- _EXERCISE DESCRIPTION_: The records that follow must be reproduced in full, exactly as written.

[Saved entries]
# # #

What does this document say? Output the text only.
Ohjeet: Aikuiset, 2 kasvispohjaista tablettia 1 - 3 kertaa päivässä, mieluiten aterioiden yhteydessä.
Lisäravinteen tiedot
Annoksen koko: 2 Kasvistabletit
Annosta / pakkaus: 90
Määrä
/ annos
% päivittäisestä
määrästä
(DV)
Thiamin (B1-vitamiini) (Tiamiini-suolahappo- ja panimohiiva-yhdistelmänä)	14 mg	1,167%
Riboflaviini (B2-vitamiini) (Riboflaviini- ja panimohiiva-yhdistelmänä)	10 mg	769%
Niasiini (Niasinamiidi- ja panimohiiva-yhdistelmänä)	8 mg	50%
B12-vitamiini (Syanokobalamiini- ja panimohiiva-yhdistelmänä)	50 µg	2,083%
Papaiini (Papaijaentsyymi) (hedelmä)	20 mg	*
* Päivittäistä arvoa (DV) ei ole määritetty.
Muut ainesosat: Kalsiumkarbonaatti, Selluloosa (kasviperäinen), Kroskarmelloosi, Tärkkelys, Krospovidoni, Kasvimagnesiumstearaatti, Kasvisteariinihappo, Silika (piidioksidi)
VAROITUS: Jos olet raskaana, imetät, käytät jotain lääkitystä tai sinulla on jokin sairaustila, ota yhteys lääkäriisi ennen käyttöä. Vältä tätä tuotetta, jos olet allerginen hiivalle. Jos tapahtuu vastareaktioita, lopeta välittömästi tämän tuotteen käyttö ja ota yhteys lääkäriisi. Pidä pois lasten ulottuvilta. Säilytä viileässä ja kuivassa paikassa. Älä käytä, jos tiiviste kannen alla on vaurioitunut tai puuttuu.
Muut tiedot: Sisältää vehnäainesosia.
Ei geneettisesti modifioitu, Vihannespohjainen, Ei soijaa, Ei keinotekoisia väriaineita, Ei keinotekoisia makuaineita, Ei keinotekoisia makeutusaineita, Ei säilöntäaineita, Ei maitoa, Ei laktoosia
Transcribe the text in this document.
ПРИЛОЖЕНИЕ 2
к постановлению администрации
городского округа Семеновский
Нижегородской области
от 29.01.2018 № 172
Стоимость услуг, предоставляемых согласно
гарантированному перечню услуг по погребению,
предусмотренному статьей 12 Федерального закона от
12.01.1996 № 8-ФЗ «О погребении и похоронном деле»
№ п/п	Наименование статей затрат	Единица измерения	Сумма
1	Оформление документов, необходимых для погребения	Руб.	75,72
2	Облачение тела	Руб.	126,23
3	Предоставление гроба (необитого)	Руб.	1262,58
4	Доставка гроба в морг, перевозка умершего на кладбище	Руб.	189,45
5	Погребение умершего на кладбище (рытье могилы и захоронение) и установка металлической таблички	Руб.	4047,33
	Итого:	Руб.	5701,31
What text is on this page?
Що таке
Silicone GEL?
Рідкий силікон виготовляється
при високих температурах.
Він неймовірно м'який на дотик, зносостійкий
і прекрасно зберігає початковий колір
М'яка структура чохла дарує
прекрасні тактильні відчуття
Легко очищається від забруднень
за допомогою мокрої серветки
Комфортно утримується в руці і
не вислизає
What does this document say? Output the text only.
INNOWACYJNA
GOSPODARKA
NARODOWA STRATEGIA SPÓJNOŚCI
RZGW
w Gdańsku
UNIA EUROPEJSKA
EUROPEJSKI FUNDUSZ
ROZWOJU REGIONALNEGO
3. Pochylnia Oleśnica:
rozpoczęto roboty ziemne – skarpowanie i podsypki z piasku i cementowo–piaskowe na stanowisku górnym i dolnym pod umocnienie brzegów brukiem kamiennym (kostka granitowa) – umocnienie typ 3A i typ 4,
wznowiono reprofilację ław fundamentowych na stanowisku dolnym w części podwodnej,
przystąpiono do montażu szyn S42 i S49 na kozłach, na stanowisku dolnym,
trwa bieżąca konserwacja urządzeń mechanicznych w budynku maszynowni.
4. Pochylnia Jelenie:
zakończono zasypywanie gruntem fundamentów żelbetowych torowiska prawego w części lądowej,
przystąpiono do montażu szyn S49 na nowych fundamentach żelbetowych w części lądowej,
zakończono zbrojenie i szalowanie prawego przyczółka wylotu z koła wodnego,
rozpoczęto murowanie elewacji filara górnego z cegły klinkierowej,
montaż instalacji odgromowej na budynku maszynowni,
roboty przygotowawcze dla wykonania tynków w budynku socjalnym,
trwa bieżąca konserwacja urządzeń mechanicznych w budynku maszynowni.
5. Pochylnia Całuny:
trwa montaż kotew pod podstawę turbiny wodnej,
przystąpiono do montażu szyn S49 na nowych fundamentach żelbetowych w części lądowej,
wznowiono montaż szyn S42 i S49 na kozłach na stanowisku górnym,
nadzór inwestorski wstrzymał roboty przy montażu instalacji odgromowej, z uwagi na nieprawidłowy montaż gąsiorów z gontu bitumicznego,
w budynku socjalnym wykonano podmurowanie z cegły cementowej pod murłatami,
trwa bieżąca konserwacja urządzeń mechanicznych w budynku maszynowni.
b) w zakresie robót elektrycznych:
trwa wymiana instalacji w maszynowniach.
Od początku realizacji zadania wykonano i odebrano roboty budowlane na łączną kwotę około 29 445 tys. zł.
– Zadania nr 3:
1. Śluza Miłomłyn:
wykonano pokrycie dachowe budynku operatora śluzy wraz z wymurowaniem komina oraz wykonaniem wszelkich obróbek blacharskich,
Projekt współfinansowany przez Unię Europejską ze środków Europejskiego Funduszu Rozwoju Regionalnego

# # #

- _THE RESPONSE_:
What does this document say? Output the text only.
Ohjeet: Aikuiset, 2 kasvispohjaista tablettia 1 - 3 kertaa päivässä, mieluiten aterioiden yhteydessä.
Lisäravinteen tiedot
Annoksen koko: 2 Kasvistabletit
Annosta / pakkaus: 90
Määrä
/ annos
% päivittäisestä
määrästä
(DV)
Thiamin (B1-vitamiini) (Tiamiini-suolahappo- ja panimohiiva-yhdistelmänä)	14 mg	1,167%
Riboflaviini (B2-vitamiini) (Riboflaviini- ja panimohiiva-yhdistelmänä)	10 mg	769%
Niasiini (Niasinamiidi- ja panimohiiva-yhdistelmänä)	8 mg	50%
B12-vitamiini (Syanokobalamiini- ja panimohiiva-yhdistelmänä)	50 µg	2,083%
Papaiini (Papaijaentsyymi) (hedelmä)	20 mg	*
* Päivittäistä arvoa (DV) ei ole määritetty.
Muut ainesosat: Kalsiumkarbonaatti, Selluloosa (kasviperäinen), Kroskarmelloosi, Tärkkelys, Krospovidoni, Kasvimagnesiumstearaatti, Kasvisteariinihappo, Silika (piidioksidi)
VAROITUS: Jos olet raskaana, imetät, käytät jotain lääkitystä tai sinulla on jokin sairaustila, ota yhteys lääkäriisi ennen käyttöä. Vältä tätä tuotetta, jos olet allerginen hiivalle. Jos tapahtuu vastareaktioita, lopeta välittömästi tämän tuotteen käyttö ja ota yhteys lääkäriisi. Pidä pois lasten ulottuvilta. Säilytä viileässä ja kuivassa paikassa. Älä käytä, jos tiiviste kannen alla on vaurioitunut tai puuttuu.
Muut tiedot: Sisältää vehnäainesosia.
Ei geneettisesti modifioitu, Vihannespohjainen, Ei soijaa, Ei keinotekoisia väriaineita, Ei keinotekoisia makuaineita, Ei keinotekoisia makeutusaineita, Ei säilöntäaineita, Ei maitoa, Ei laktoosia
Transcribe the text in this document.
ПРИЛОЖЕНИЕ 2
к постановлению администрации
городского округа Семеновский
Нижегородской области
от 29.01.2018 № 172
Стоимость услуг, предоставляемых согласно
гарантированному перечню услуг по погребению,
предусмотренному статьей 12 Федерального закона от
12.01.1996 № 8-ФЗ «О погребении и похоронном деле»
№ п/п	Наименование статей затрат	Единица измерения	Сумма
1	Оформление документов, необходимых для погребения	Руб.	75,72
2	Облачение тела	Руб.	126,23
3	Предоставление гроба (необитого)	Руб.	1262,58
4	Доставка гроба в морг, перевозка умершего на кладбище	Руб.	189,45
5	Погребение умершего на кладбище (рытье могилы и захоронение) и установка металлической таблички	Руб.	4047,33
	Итого:	Руб.	5701,31
What text is on this page?
Що таке
Silicone GEL?
Рідкий силікон виготовляється
при високих температурах.
Він неймовірно м'який на дотик, зносостійкий
і прекрасно зберігає початковий колір
М'яка структура чохла дарує
прекрасні тактильні відчуття
Легко очищається від забруднень
за допомогою мокрої серветки
Комфортно утримується в руці і
не вислизає
What does this document say? Output the text only.
INNOWACYJNA
GOSPODARKA
NARODOWA STRATEGIA SPÓJNOŚCI
RZGW
w Gdańsku
UNIA EUROPEJSKA
EUROPEJSKI FUNDUSZ
ROZWOJU REGIONALNEGO
3. Pochylnia Oleśnica:
rozpoczęto roboty ziemne – skarpowanie i podsypki z piasku i cementowo–piaskowe na stanowisku górnym i dolnym pod umocnienie brzegów brukiem kamiennym (kostka granitowa) – umocnienie typ 3A i typ 4,
wznowiono reprofilację ław fundamentowych na stanowisku dolnym w części podwodnej,
przystąpiono do montażu szyn S42 i S49 na kozłach, na stanowisku dolnym,
trwa bieżąca konserwacja urządzeń mechanicznych w budynku maszynowni.
4. Pochylnia Jelenie:
zakończono zasypywanie gruntem fundamentów żelbetowych torowiska prawego w części lądowej,
przystąpiono do montażu szyn S49 na nowych fundamentach żelbetowych w części lądowej,
zakończono zbrojenie i szalowanie prawego przyczółka wylotu z koła wodnego,
rozpoczęto murowanie elewacji filara górnego z cegły klinkierowej,
montaż instalacji odgromowej na budynku maszynowni,
roboty przygotowawcze dla wykonania tynków w budynku socjalnym,
trwa bieżąca konserwacja urządzeń mechanicznych w budynku maszynowni.
5. Pochylnia Całuny:
trwa montaż kotew pod podstawę turbiny wodnej,
przystąpiono do montażu szyn S49 na nowych fundamentach żelbetowych w części lądowej,
wznowiono montaż szyn S42 i S49 na kozłach na stanowisku górnym,
nadzór inwestorski wstrzymał roboty przy montażu instalacji odgromowej, z uwagi na nieprawidłowy montaż gąsiorów z gontu bitumicznego,
w budynku socjalnym wykonano podmurowanie z cegły cementowej pod murłatami,
trwa bieżąca konserwacja urządzeń mechanicznych w budynku maszynowni.
b) w zakresie robót elektrycznych:
trwa wymiana instalacji w maszynowniach.
Od początku realizacji zadania wykonano i odebrano roboty budowlane na łączną kwotę około 29 445 tys. zł.
– Zadania nr 3:
1. Śluza Miłomłyn:
wykonano pokrycie dachowe budynku operatora śluzy wraz z wymurowaniem komina oraz wykonaniem wszelkich obróbek blacharskich,
Projekt współfinansowany przez Unię Europejską ze środków Europejskiego Funduszu Rozwoju Regionalnego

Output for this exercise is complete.